* _DIRECTIVE_:
Omit the images. Copy each entry word for word.

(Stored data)
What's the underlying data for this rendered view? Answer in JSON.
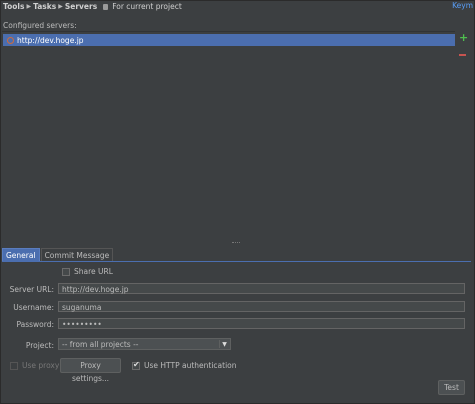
{
  "breadcrumb": {
    "items": [
      "Tools",
      "Tasks",
      "Servers"
    ],
    "project_scope": "For current project"
  },
  "keymap_link": "Keym",
  "servers": {
    "label": "Configured servers:",
    "items": [
      {
        "url": "http://dev.hoge.jp",
        "icon": "redmine-server-icon"
      }
    ],
    "add_icon": "plus-icon",
    "remove_icon": "minus-icon"
  },
  "tabs": [
    {
      "label": "General",
      "active": true
    },
    {
      "label": "Commit Message",
      "active": false
    }
  ],
  "general": {
    "share_url_label": "Share URL",
    "share_url_checked": false,
    "server_url_label": "Server URL:",
    "server_url_value": "http://dev.hoge.jp",
    "username_label": "Username:",
    "username_value": "suganuma",
    "password_label": "Password:",
    "password_value": "•••••••••",
    "project_label": "Project:",
    "project_value": "-- from all projects --",
    "use_proxy_label": "Use proxy",
    "use_proxy_checked": false,
    "proxy_settings_label": "Proxy settings...",
    "use_http_auth_label": "Use HTTP authentication",
    "use_http_auth_checked": true,
    "test_button_label": "Test"
  },
  "colors": {
    "background": "#3c3f41",
    "selection": "#4b6eaf",
    "add_green": "#4fbf4f",
    "remove_red": "#c75450",
    "link_blue": "#589df6"
  }
}
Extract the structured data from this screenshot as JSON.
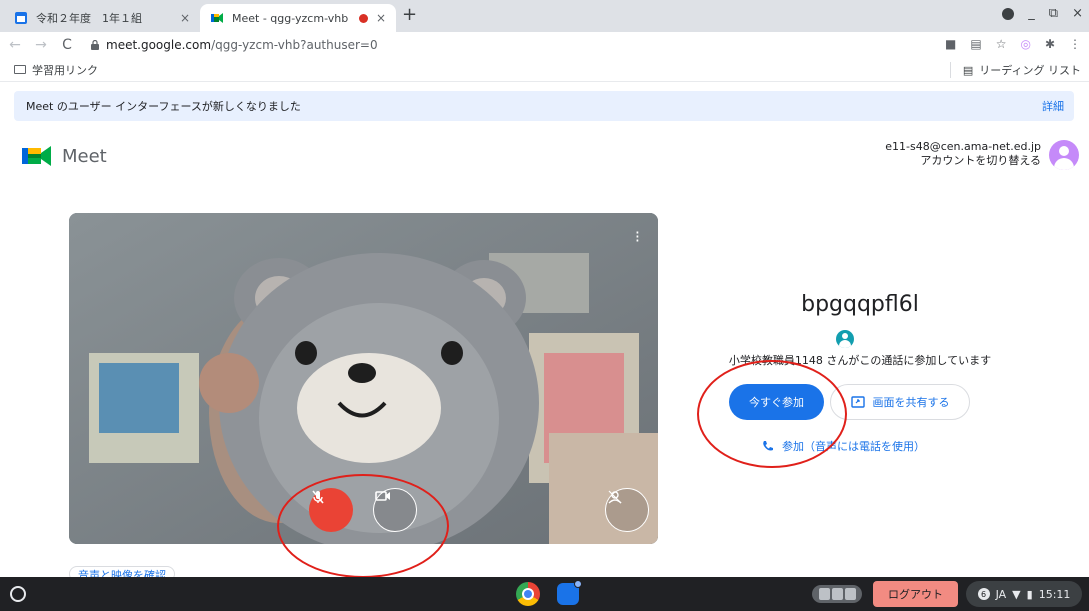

* _FULL RESPONSE_:
What's the underlying data for this rendered view? Answer in JSON.
{
  "breadcrumb": {
    "items": [
      "Tools",
      "Tasks",
      "Servers"
    ],
    "project_scope": "For current project"
  },
  "keymap_link": "Keym",
  "servers": {
    "label": "Configured servers:",
    "items": [
      {
        "url": "http://dev.hoge.jp",
        "icon": "redmine-server-icon"
      }
    ],
    "add_icon": "plus-icon",
    "remove_icon": "minus-icon"
  },
  "tabs": [
    {
      "label": "General",
      "active": true
    },
    {
      "label": "Commit Message",
      "active": false
    }
  ],
  "general": {
    "share_url_label": "Share URL",
    "share_url_checked": false,
    "server_url_label": "Server URL:",
    "server_url_value": "http://dev.hoge.jp",
    "username_label": "Username:",
    "username_value": "suganuma",
    "password_label": "Password:",
    "password_value": "•••••••••",
    "project_label": "Project:",
    "project_value": "-- from all projects --",
    "use_proxy_label": "Use proxy",
    "use_proxy_checked": false,
    "proxy_settings_label": "Proxy settings...",
    "use_http_auth_label": "Use HTTP authentication",
    "use_http_auth_checked": true,
    "test_button_label": "Test"
  },
  "colors": {
    "background": "#3c3f41",
    "selection": "#4b6eaf",
    "add_green": "#4fbf4f",
    "remove_red": "#c75450",
    "link_blue": "#589df6"
  }
}
Extract the structured data from this screenshot as JSON.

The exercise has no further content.